§ **GOAL**:
Say how many lines contain "March", using only the number.

§ **RECORDS SHOWN**:
»»
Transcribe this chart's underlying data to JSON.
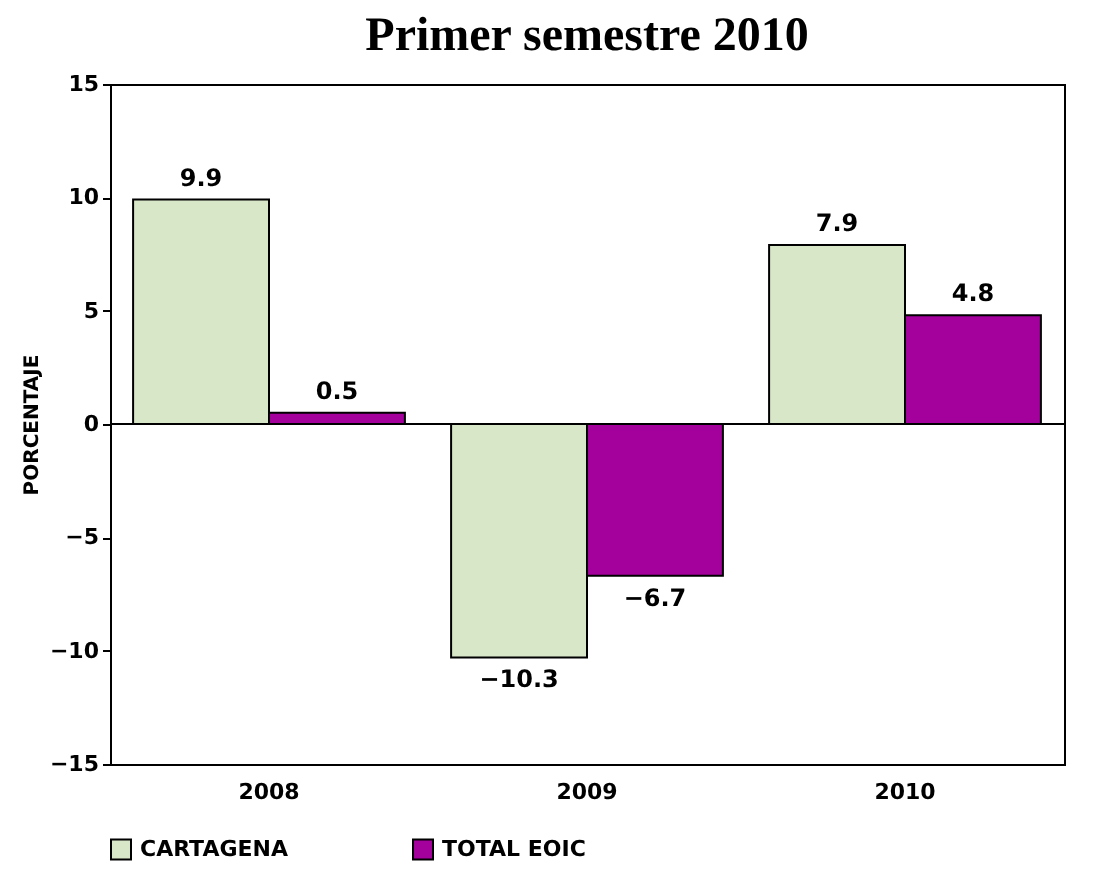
{
  "chart_data": {
    "type": "bar",
    "title": "Primer semestre 2010",
    "ylabel": "PORCENTAJE",
    "categories": [
      "2008",
      "2009",
      "2010"
    ],
    "series": [
      {
        "name": "CARTAGENA",
        "color": "#d8e7c8",
        "values": [
          9.9,
          -10.3,
          7.9
        ]
      },
      {
        "name": "TOTAL EOIC",
        "color": "#a3009c",
        "values": [
          0.5,
          -6.7,
          4.8
        ]
      }
    ],
    "ylim": [
      -15,
      15
    ],
    "yticks": [
      -15,
      -10,
      -5,
      0,
      5,
      10,
      15
    ],
    "data_labels": true,
    "legend": "bottom"
  }
}
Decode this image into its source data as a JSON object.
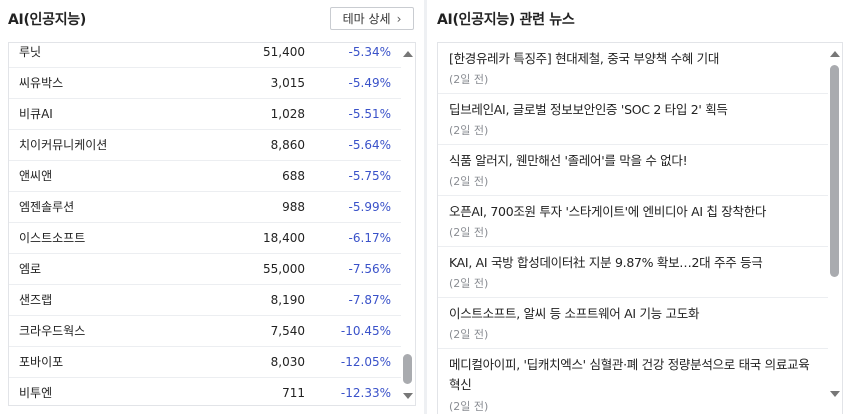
{
  "left": {
    "title": "AI(인공지능)",
    "theme_button": "테마 상세",
    "rows": [
      {
        "name": "루닛",
        "price": "51,400",
        "rate": "-5.34%"
      },
      {
        "name": "씨유박스",
        "price": "3,015",
        "rate": "-5.49%"
      },
      {
        "name": "비큐AI",
        "price": "1,028",
        "rate": "-5.51%"
      },
      {
        "name": "치이커뮤니케이션",
        "price": "8,860",
        "rate": "-5.64%"
      },
      {
        "name": "앤씨앤",
        "price": "688",
        "rate": "-5.75%"
      },
      {
        "name": "엠젠솔루션",
        "price": "988",
        "rate": "-5.99%"
      },
      {
        "name": "이스트소프트",
        "price": "18,400",
        "rate": "-6.17%"
      },
      {
        "name": "엠로",
        "price": "55,000",
        "rate": "-7.56%"
      },
      {
        "name": "샌즈랩",
        "price": "8,190",
        "rate": "-7.87%"
      },
      {
        "name": "크라우드웍스",
        "price": "7,540",
        "rate": "-10.45%"
      },
      {
        "name": "포바이포",
        "price": "8,030",
        "rate": "-12.05%"
      },
      {
        "name": "비투엔",
        "price": "711",
        "rate": "-12.33%"
      }
    ]
  },
  "right": {
    "title": "AI(인공지능) 관련 뉴스",
    "news": [
      {
        "title": "[한경유레카 특징주] 현대제철, 중국 부양책 수혜 기대",
        "ago": "(2일 전)"
      },
      {
        "title": "딥브레인AI, 글로벌 정보보안인증 'SOC 2 타입 2' 획득",
        "ago": "(2일 전)"
      },
      {
        "title": "식품 알러지, 웬만해선 '졸레어'를 막을 수 없다!",
        "ago": "(2일 전)"
      },
      {
        "title": "오픈AI, 700조원 투자 '스타게이트'에 엔비디아 AI 칩 장착한다",
        "ago": "(2일 전)"
      },
      {
        "title": "KAI, AI 국방 합성데이터社 지분 9.87% 확보…2대 주주 등극",
        "ago": "(2일 전)"
      },
      {
        "title": "이스트소프트, 알씨 등 소프트웨어 AI 기능 고도화",
        "ago": "(2일 전)"
      },
      {
        "title": "메디컬아이피, '딥캐치엑스' 심혈관·폐 건강 정량분석으로 태국 의료교육",
        "title2": "혁신",
        "ago": "(2일 전)"
      }
    ]
  },
  "icons": {
    "chevron": "chevron-right-icon",
    "up": "scroll-up-arrow-icon",
    "down": "scroll-down-arrow-icon"
  },
  "colors": {
    "negative_rate": "#3a52c9",
    "scroll_thumb": "#a9abaf"
  }
}
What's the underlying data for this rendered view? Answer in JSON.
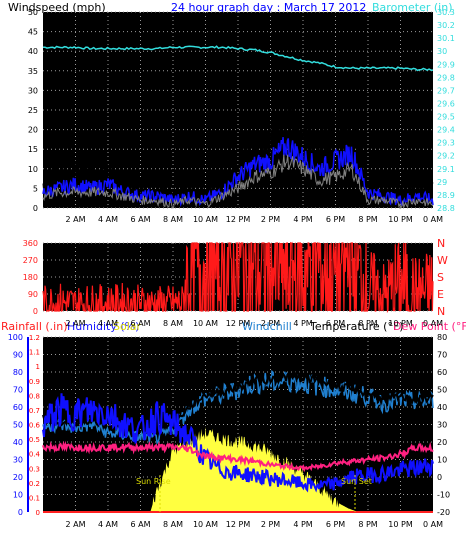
{
  "header": {
    "left_label": "Windspeed (mph)",
    "title": "24 hour graph day : March 17 2012",
    "right_label": "Barometer (in)"
  },
  "colors": {
    "background": "#000000",
    "grid": "#9a9a9a",
    "windspeed": "#1010ff",
    "gust": "#000000",
    "wind_avg": "#808080",
    "barometer": "#33dddd",
    "direction": "#ff1a1a",
    "rainfall": "#ff2020",
    "humidity": "#1010ff",
    "solar": "#ffff40",
    "windchill": "#2080d0",
    "temperature": "#000000",
    "dewpoint": "#ff2080",
    "tick_text_left": "#ff0000",
    "tick_text_axis": "#0000ff"
  },
  "bottom": {
    "rain_label": "Rainfall (.in)",
    "humidity_label": "Humidity (%)",
    "solar_label": "Solar",
    "windchill_label": "Windchill",
    "temp_label": "Temperature (°F)",
    "dew_label": "Dew Point (°F)",
    "sunrise_label": "Sun Rise",
    "sunset_label": "Sun Set"
  },
  "x_ticks": [
    "2 AM",
    "4 AM",
    "6 AM",
    "8 AM",
    "10 AM",
    "12 PM",
    "2 PM",
    "4 PM",
    "6 PM",
    "8 PM",
    "10 PM",
    "0 AM"
  ],
  "chart_data": [
    {
      "type": "line",
      "title": "24 hour graph day : March 17 2012",
      "ylabel": "Windspeed (mph)",
      "y2label": "Barometer (in)",
      "ylim": [
        0,
        50
      ],
      "y2lim": [
        28.8,
        30.3
      ],
      "yticks": [
        0,
        5,
        10,
        15,
        20,
        25,
        30,
        35,
        40,
        45,
        50
      ],
      "y2ticks": [
        "28.8",
        "28.9",
        "29",
        "29.1",
        "29.2",
        "29.3",
        "29.4",
        "29.5",
        "29.6",
        "29.7",
        "29.8",
        "29.9",
        "30",
        "30.1",
        "30.2",
        "30.3"
      ],
      "x_hours": [
        0,
        1,
        2,
        3,
        4,
        5,
        6,
        7,
        8,
        9,
        10,
        11,
        12,
        13,
        14,
        15,
        16,
        17,
        18,
        19,
        20,
        21,
        22,
        23,
        24
      ],
      "series": [
        {
          "name": "Barometer",
          "axis": "right",
          "values": [
            30.03,
            30.03,
            30.03,
            30.02,
            30.02,
            30.02,
            30.02,
            30.02,
            30.03,
            30.03,
            30.03,
            30.03,
            30.02,
            30.01,
            29.99,
            29.96,
            29.93,
            29.91,
            29.88,
            29.87,
            29.87,
            29.87,
            29.87,
            29.86,
            29.86
          ]
        },
        {
          "values": [
            6,
            8,
            9,
            7,
            8,
            6,
            4,
            5,
            3,
            4,
            3,
            6,
            12,
            16,
            17,
            23,
            18,
            14,
            19,
            23,
            6,
            4,
            4,
            5,
            4
          ]
        },
        {
          "values": [
            4,
            5,
            6,
            5,
            6,
            4,
            3,
            3,
            2,
            3,
            2,
            4,
            8,
            11,
            12,
            16,
            13,
            10,
            12,
            14,
            4,
            3,
            2,
            3,
            2
          ]
        },
        {
          "values": [
            3,
            4,
            4,
            4,
            4,
            3,
            2,
            2,
            1,
            2,
            1,
            3,
            5,
            8,
            9,
            12,
            10,
            7,
            8,
            10,
            2,
            2,
            1,
            2,
            1
          ]
        }
      ]
    },
    {
      "type": "scatter",
      "ylim": [
        0,
        360
      ],
      "yticks": [
        0,
        90,
        180,
        270,
        360
      ],
      "y2ticks": [
        "N",
        "E",
        "S",
        "W",
        "N"
      ],
      "x_hours": [
        0,
        1,
        2,
        3,
        4,
        5,
        6,
        7,
        8,
        8.6,
        9,
        10,
        11,
        12,
        13,
        14,
        15,
        16,
        17,
        18,
        19,
        20,
        21,
        22,
        23,
        24
      ],
      "values": [
        40,
        45,
        38,
        42,
        40,
        44,
        40,
        38,
        40,
        40,
        250,
        230,
        225,
        230,
        215,
        235,
        220,
        230,
        240,
        225,
        240,
        110,
        80,
        140,
        90,
        110
      ]
    },
    {
      "type": "line",
      "ylabel": "Temperature (°F)",
      "ylim": [
        -20,
        80
      ],
      "yticks": [
        -20,
        -10,
        0,
        10,
        20,
        30,
        40,
        50,
        60,
        70,
        80
      ],
      "rain_ticks": [
        0,
        0.1,
        0.2,
        0.3,
        0.4,
        0.5,
        0.6,
        0.7,
        0.8,
        0.9,
        1,
        1.1,
        1.2
      ],
      "humidity_ticks": [
        0,
        10,
        20,
        30,
        40,
        50,
        60,
        70,
        80,
        90,
        100
      ],
      "x_hours": [
        0,
        1,
        2,
        3,
        4,
        5,
        6,
        7,
        8,
        9,
        10,
        11,
        12,
        13,
        14,
        15,
        16,
        17,
        18,
        19,
        20,
        21,
        22,
        23,
        24
      ],
      "series": [
        {
          "name": "Temperature",
          "values": [
            34,
            31,
            31,
            32,
            31,
            30,
            29,
            30,
            30,
            40,
            47,
            49,
            51,
            55,
            56,
            57,
            57,
            55,
            52,
            50,
            48,
            44,
            46,
            44,
            46
          ]
        },
        {
          "name": "Windchill",
          "values": [
            29,
            30,
            28,
            30,
            25,
            24,
            23,
            22,
            27,
            39,
            45,
            47,
            50,
            54,
            54,
            55,
            54,
            52,
            50,
            48,
            46,
            42,
            44,
            43,
            44
          ]
        },
        {
          "name": "Humidity",
          "axis": "humidity",
          "values": [
            50,
            58,
            56,
            58,
            57,
            50,
            46,
            55,
            50,
            43,
            30,
            24,
            22,
            21,
            19,
            18,
            16,
            15,
            16,
            20,
            21,
            22,
            24,
            25,
            27
          ]
        },
        {
          "name": "Dew Point",
          "values": [
            17,
            17,
            17,
            17,
            17,
            17,
            17,
            17,
            17,
            16,
            12,
            11,
            10,
            9,
            7,
            6,
            5,
            6,
            8,
            9,
            10,
            11,
            13,
            17,
            16
          ]
        },
        {
          "name": "Solar",
          "x_hours": [
            6.6,
            7,
            8,
            9,
            10,
            11,
            12,
            13,
            14,
            15,
            16,
            17,
            18,
            18.8,
            19.4
          ],
          "values": [
            0,
            12,
            35,
            40,
            45,
            42,
            40,
            38,
            34,
            28,
            22,
            14,
            6,
            2,
            0
          ]
        },
        {
          "name": "Rainfall",
          "axis": "rain",
          "values": [
            0,
            0,
            0,
            0,
            0,
            0,
            0,
            0,
            0,
            0,
            0,
            0,
            0,
            0,
            0,
            0,
            0,
            0,
            0,
            0,
            0,
            0,
            0,
            0,
            0
          ]
        }
      ],
      "sunrise_hour": 7.2,
      "sunset_hour": 19.2
    }
  ]
}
««
§ **ANSWER BELOW**:
2